**What is asked:** Please find all lines in the data that hold the string "постановления" and copy them.

Data extracted from a collection
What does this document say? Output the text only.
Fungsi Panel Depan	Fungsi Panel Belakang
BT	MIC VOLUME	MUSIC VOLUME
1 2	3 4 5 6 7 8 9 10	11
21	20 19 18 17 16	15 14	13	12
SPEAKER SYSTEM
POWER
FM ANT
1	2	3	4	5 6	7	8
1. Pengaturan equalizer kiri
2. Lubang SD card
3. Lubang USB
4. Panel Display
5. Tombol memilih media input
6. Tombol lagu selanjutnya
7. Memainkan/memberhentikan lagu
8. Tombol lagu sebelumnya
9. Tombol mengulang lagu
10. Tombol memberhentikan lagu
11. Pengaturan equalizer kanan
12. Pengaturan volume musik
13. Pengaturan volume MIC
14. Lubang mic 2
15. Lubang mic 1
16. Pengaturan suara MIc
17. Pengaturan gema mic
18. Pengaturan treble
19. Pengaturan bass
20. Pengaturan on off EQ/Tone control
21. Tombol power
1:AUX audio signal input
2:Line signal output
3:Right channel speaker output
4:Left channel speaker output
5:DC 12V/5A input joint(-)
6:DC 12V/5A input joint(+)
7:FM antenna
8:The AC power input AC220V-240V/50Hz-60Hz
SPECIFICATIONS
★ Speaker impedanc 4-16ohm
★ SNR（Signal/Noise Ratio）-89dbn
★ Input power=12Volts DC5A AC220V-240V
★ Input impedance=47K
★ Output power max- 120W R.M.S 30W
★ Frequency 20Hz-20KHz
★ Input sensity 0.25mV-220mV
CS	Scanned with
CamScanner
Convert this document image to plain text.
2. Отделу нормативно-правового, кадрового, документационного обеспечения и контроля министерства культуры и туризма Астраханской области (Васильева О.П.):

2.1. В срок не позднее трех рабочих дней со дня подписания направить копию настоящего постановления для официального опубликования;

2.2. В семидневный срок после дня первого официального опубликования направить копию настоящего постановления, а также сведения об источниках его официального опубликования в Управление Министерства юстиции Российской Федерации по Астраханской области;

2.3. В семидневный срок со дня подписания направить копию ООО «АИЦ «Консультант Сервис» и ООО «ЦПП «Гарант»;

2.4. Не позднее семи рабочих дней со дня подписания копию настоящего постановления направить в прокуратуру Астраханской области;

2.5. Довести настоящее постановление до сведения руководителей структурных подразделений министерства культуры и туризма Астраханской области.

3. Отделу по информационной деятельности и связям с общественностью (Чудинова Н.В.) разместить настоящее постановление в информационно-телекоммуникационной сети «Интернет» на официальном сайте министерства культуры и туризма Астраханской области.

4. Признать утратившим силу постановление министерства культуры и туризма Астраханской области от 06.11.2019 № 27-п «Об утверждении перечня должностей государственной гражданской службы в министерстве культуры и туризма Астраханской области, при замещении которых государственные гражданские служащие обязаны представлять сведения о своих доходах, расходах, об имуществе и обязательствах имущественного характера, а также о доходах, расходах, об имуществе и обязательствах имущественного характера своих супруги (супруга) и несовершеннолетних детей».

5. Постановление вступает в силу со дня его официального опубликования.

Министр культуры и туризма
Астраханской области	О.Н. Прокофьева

**Exercise answer:**
2.1. В срок не позднее трех рабочих дней со дня подписания направить копию настоящего постановления для официального опубликования;
2.2. В семидневный срок после дня первого официального опубликования направить копию настоящего постановления, а также сведения об источниках его официального опубликования в Управление Министерства юстиции Российской Федерации по Астраханской области;
2.4. Не позднее семи рабочих дней со дня подписания копию настоящего постановления направить в прокуратуру Астраханской области;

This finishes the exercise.